TASK PROMPT. Repeat the listing word for word. No pictures belong in the copy.

■ ■ ■

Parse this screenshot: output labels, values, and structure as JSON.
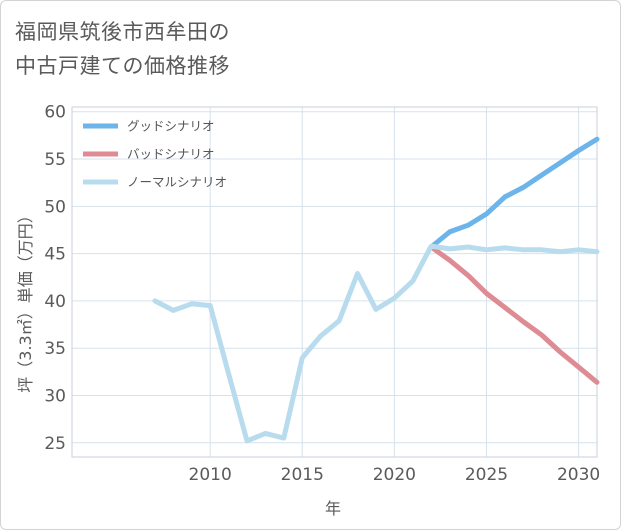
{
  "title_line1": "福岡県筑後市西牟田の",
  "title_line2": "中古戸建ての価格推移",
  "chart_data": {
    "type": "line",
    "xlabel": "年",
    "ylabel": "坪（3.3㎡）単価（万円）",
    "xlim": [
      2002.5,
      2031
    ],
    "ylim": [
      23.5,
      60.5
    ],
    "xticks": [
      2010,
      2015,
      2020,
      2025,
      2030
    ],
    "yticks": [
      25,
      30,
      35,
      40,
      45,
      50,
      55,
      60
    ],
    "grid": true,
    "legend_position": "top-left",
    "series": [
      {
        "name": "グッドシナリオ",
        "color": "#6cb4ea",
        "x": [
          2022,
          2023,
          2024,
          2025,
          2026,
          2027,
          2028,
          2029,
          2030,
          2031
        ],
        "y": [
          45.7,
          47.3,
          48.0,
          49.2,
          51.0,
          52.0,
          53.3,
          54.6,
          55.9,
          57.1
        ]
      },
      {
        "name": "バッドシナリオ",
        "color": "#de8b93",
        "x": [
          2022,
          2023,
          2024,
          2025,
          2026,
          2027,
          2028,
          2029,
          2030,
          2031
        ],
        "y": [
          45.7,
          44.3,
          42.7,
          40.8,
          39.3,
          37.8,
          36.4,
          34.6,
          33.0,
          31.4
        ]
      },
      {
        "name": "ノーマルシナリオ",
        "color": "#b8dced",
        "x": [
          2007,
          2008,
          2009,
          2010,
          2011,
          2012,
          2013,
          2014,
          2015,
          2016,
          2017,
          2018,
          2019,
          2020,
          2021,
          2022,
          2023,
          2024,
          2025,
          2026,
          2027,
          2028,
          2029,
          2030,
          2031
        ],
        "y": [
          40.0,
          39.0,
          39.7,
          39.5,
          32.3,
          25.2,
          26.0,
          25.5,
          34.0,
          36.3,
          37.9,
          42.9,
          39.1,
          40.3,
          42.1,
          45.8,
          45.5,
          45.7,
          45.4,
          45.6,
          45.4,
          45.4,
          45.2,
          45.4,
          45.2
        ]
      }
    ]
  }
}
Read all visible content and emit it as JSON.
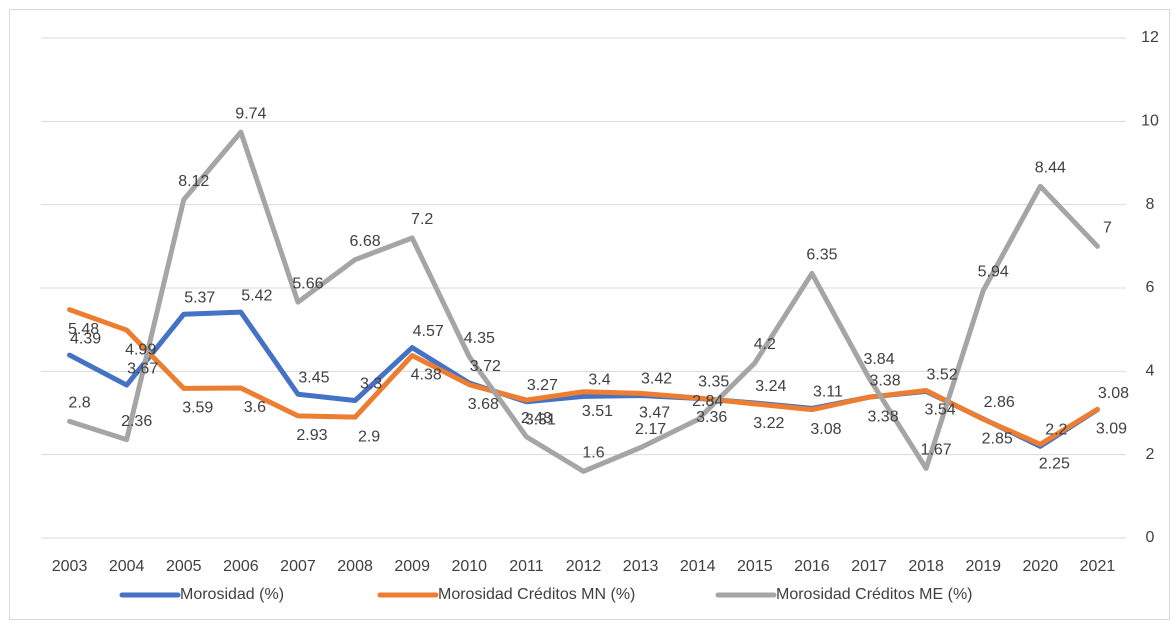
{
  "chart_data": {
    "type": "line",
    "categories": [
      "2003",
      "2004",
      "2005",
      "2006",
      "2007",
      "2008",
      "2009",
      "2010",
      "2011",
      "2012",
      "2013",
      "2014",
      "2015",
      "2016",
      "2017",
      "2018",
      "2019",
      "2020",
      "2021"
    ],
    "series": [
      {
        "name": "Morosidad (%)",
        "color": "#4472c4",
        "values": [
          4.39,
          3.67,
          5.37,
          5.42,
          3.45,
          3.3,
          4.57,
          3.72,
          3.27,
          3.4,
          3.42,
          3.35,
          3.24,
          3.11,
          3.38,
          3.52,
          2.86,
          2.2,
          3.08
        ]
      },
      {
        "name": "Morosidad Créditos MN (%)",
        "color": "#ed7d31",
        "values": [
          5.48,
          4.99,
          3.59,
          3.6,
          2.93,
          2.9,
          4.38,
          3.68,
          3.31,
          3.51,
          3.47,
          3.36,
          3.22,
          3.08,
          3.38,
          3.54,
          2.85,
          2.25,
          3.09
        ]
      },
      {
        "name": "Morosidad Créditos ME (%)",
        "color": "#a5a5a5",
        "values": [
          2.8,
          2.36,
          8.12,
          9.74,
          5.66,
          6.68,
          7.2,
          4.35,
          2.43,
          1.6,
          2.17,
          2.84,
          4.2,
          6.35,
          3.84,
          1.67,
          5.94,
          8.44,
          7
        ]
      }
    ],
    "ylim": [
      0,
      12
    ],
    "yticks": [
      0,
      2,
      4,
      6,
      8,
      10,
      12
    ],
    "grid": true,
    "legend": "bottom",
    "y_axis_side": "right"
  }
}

■ ■ ■

WRITTEN RESPONSE.
Parse this screenshot: output labels, values, and structure as JSON.
{
  "title_line1": "福岡県筑後市西牟田の",
  "title_line2": "中古戸建ての価格推移",
  "chart_data": {
    "type": "line",
    "xlabel": "年",
    "ylabel": "坪（3.3㎡）単価（万円）",
    "xlim": [
      2002.5,
      2031
    ],
    "ylim": [
      23.5,
      60.5
    ],
    "xticks": [
      2010,
      2015,
      2020,
      2025,
      2030
    ],
    "yticks": [
      25,
      30,
      35,
      40,
      45,
      50,
      55,
      60
    ],
    "grid": true,
    "legend_position": "top-left",
    "series": [
      {
        "name": "グッドシナリオ",
        "color": "#6cb4ea",
        "x": [
          2022,
          2023,
          2024,
          2025,
          2026,
          2027,
          2028,
          2029,
          2030,
          2031
        ],
        "y": [
          45.7,
          47.3,
          48.0,
          49.2,
          51.0,
          52.0,
          53.3,
          54.6,
          55.9,
          57.1
        ]
      },
      {
        "name": "バッドシナリオ",
        "color": "#de8b93",
        "x": [
          2022,
          2023,
          2024,
          2025,
          2026,
          2027,
          2028,
          2029,
          2030,
          2031
        ],
        "y": [
          45.7,
          44.3,
          42.7,
          40.8,
          39.3,
          37.8,
          36.4,
          34.6,
          33.0,
          31.4
        ]
      },
      {
        "name": "ノーマルシナリオ",
        "color": "#b8dced",
        "x": [
          2007,
          2008,
          2009,
          2010,
          2011,
          2012,
          2013,
          2014,
          2015,
          2016,
          2017,
          2018,
          2019,
          2020,
          2021,
          2022,
          2023,
          2024,
          2025,
          2026,
          2027,
          2028,
          2029,
          2030,
          2031
        ],
        "y": [
          40.0,
          39.0,
          39.7,
          39.5,
          32.3,
          25.2,
          26.0,
          25.5,
          34.0,
          36.3,
          37.9,
          42.9,
          39.1,
          40.3,
          42.1,
          45.8,
          45.5,
          45.7,
          45.4,
          45.6,
          45.4,
          45.4,
          45.2,
          45.4,
          45.2
        ]
      }
    ]
  }
}
Read all visible content and emit it as JSON.
{
  "chart_data": {
    "type": "line",
    "categories": [
      "2003",
      "2004",
      "2005",
      "2006",
      "2007",
      "2008",
      "2009",
      "2010",
      "2011",
      "2012",
      "2013",
      "2014",
      "2015",
      "2016",
      "2017",
      "2018",
      "2019",
      "2020",
      "2021"
    ],
    "series": [
      {
        "name": "Morosidad (%)",
        "color": "#4472c4",
        "values": [
          4.39,
          3.67,
          5.37,
          5.42,
          3.45,
          3.3,
          4.57,
          3.72,
          3.27,
          3.4,
          3.42,
          3.35,
          3.24,
          3.11,
          3.38,
          3.52,
          2.86,
          2.2,
          3.08
        ]
      },
      {
        "name": "Morosidad Créditos MN (%)",
        "color": "#ed7d31",
        "values": [
          5.48,
          4.99,
          3.59,
          3.6,
          2.93,
          2.9,
          4.38,
          3.68,
          3.31,
          3.51,
          3.47,
          3.36,
          3.22,
          3.08,
          3.38,
          3.54,
          2.85,
          2.25,
          3.09
        ]
      },
      {
        "name": "Morosidad Créditos ME (%)",
        "color": "#a5a5a5",
        "values": [
          2.8,
          2.36,
          8.12,
          9.74,
          5.66,
          6.68,
          7.2,
          4.35,
          2.43,
          1.6,
          2.17,
          2.84,
          4.2,
          6.35,
          3.84,
          1.67,
          5.94,
          8.44,
          7
        ]
      }
    ],
    "ylim": [
      0,
      12
    ],
    "yticks": [
      0,
      2,
      4,
      6,
      8,
      10,
      12
    ],
    "grid": true,
    "legend": "bottom",
    "y_axis_side": "right"
  }
}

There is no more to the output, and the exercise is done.